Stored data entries
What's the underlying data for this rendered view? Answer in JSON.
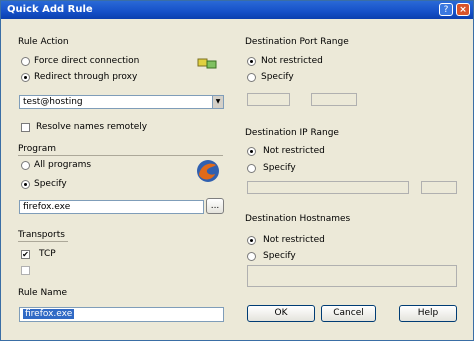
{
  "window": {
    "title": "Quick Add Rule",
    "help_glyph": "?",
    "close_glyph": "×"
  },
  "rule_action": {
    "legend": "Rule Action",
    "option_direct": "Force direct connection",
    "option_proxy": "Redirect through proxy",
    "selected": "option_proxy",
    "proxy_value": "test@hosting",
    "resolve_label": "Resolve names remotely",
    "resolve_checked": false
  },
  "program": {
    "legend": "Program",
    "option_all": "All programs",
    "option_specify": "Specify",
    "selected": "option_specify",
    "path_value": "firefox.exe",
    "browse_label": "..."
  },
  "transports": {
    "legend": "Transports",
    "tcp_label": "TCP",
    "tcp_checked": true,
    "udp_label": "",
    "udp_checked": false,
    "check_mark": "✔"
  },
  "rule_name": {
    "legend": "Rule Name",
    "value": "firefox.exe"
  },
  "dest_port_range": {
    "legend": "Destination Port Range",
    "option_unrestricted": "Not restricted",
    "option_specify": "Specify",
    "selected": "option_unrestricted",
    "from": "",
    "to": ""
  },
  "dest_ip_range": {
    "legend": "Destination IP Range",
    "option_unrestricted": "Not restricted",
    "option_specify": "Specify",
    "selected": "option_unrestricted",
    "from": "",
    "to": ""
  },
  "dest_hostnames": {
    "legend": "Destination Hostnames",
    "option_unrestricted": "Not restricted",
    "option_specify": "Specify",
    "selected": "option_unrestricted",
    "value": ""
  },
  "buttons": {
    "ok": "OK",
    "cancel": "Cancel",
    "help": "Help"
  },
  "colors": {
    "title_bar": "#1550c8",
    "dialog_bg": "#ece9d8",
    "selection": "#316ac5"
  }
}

--

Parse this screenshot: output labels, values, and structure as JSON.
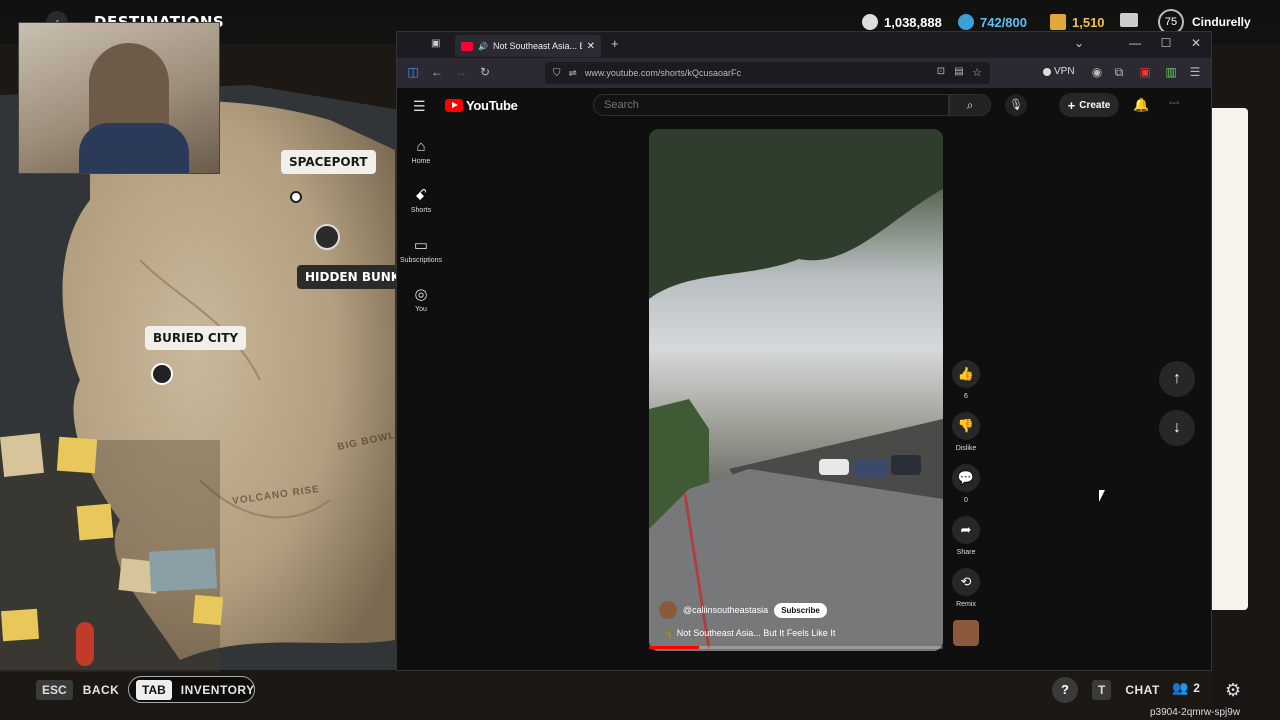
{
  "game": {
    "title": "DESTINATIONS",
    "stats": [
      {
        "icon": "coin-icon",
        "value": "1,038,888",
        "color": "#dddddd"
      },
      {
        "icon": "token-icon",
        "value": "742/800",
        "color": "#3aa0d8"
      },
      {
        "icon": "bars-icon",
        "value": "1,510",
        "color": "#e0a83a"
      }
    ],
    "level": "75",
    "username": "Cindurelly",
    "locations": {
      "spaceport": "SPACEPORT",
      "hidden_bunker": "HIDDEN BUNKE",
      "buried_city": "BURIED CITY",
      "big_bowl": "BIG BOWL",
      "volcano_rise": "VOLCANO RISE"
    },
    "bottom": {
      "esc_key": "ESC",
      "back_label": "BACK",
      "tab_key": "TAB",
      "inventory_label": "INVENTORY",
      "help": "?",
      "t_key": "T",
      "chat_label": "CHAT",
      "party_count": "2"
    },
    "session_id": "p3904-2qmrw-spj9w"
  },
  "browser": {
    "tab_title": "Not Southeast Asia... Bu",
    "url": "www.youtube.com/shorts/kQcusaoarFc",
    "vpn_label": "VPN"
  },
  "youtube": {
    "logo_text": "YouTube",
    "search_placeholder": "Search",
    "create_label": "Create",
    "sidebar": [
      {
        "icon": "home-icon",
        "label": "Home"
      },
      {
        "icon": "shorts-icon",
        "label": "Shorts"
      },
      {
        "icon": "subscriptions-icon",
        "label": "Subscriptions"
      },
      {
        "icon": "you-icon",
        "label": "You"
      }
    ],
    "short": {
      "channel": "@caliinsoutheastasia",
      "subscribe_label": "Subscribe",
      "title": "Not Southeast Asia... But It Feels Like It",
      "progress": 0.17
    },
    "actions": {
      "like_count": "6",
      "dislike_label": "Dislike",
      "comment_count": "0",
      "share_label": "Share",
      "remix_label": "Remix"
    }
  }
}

**Set problem**
Pick out and copy the lines of the material that include the word "firefox".

**Solution**
    "path_value": "firefox.exe",
    "value": "firefox.exe"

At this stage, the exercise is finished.